Cosa fare: Ricopia senza modifiche le righe dei record, cominciando da quella che contiene "Where is each" e fermandoti dopo quella che contiene "data-point: [682, 756, 699, 773]", entrambe incluse. Per favore, lascia fuori le immagini dalla risposta.

Dati estratti:
'''

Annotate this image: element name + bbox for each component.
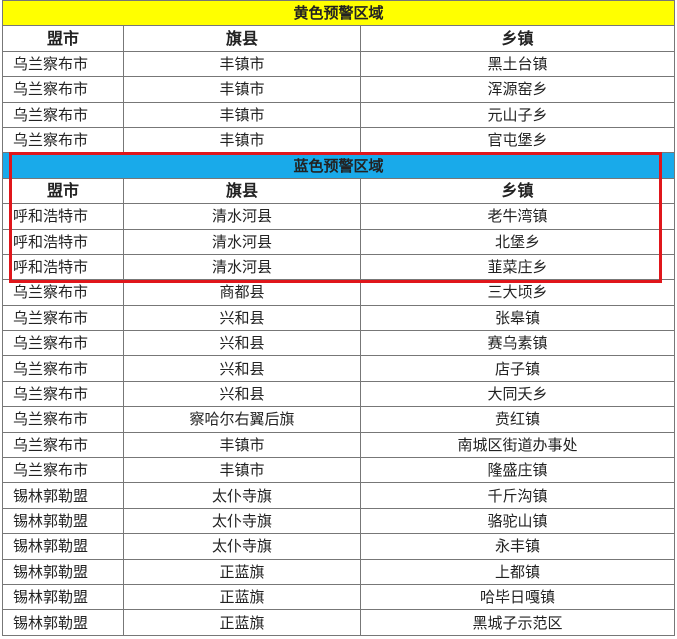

'''
'''

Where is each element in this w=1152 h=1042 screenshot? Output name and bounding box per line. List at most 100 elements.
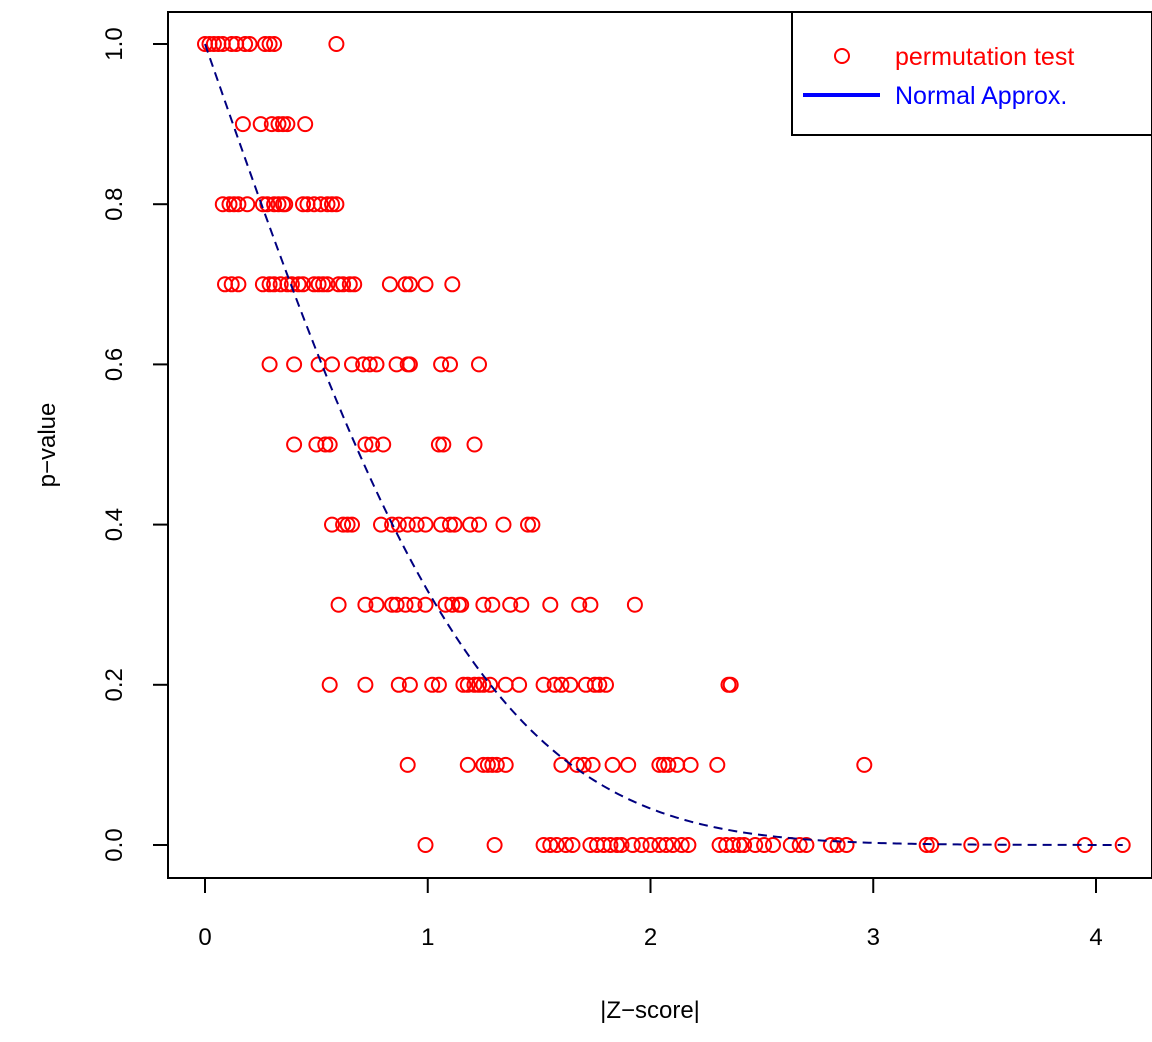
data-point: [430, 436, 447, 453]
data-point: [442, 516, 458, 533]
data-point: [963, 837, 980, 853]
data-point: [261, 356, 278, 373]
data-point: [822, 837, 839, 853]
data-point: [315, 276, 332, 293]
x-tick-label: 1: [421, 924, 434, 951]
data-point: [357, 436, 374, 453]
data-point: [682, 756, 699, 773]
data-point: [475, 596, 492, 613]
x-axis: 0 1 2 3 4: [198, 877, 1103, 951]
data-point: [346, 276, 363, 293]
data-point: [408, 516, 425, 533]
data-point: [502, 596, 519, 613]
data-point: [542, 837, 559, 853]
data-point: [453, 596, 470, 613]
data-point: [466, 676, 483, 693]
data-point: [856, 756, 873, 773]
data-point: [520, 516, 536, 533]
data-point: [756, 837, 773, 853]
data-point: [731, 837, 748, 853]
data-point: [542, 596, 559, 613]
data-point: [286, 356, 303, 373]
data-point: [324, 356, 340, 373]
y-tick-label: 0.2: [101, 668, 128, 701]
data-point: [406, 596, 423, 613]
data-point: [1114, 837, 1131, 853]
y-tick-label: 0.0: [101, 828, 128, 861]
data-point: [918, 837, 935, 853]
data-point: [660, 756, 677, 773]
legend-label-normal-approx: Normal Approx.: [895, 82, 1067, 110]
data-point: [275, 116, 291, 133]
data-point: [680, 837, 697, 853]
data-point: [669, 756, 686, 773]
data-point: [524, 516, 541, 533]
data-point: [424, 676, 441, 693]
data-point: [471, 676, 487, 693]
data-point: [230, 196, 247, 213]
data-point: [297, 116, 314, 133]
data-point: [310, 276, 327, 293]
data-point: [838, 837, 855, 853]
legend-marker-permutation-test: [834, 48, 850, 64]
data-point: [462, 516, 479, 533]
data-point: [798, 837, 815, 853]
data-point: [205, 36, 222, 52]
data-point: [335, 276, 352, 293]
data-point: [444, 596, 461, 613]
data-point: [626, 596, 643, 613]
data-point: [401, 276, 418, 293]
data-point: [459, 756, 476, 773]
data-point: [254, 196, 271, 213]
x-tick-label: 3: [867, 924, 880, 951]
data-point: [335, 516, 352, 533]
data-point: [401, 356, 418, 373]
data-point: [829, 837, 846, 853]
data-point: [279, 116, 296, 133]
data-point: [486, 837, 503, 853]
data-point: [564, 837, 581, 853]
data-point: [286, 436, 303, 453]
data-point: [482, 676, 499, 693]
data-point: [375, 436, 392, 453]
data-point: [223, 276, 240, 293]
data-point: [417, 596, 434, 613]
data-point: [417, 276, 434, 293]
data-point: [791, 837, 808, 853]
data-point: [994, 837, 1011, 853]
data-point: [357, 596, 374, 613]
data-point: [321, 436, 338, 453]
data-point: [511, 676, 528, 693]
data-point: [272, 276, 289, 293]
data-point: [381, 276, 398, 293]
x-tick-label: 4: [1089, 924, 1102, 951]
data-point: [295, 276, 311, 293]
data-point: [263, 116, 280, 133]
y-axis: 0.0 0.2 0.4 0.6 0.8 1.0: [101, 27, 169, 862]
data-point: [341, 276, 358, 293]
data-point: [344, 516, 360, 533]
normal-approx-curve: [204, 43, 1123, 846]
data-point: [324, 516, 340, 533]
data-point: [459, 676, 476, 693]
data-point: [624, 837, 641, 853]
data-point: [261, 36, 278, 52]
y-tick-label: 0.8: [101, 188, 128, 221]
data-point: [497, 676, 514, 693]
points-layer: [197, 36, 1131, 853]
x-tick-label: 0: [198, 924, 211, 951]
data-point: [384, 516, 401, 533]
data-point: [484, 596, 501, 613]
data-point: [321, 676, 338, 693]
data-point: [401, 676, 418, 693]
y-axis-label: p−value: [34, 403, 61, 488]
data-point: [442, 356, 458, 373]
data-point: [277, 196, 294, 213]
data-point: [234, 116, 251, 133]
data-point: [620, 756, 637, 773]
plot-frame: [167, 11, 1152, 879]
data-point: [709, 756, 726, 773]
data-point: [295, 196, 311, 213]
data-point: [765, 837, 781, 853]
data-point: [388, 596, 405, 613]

'''

Risposta qui sotto:
Where is each element in this w=1152 h=1042 screenshot? Output name and bounding box per line. List at most 100 elements.
data-point: [430, 436, 447, 453]
data-point: [442, 516, 458, 533]
data-point: [963, 837, 980, 853]
data-point: [261, 356, 278, 373]
data-point: [822, 837, 839, 853]
data-point: [315, 276, 332, 293]
x-tick-label: 1: [421, 924, 434, 951]
data-point: [357, 436, 374, 453]
data-point: [682, 756, 699, 773]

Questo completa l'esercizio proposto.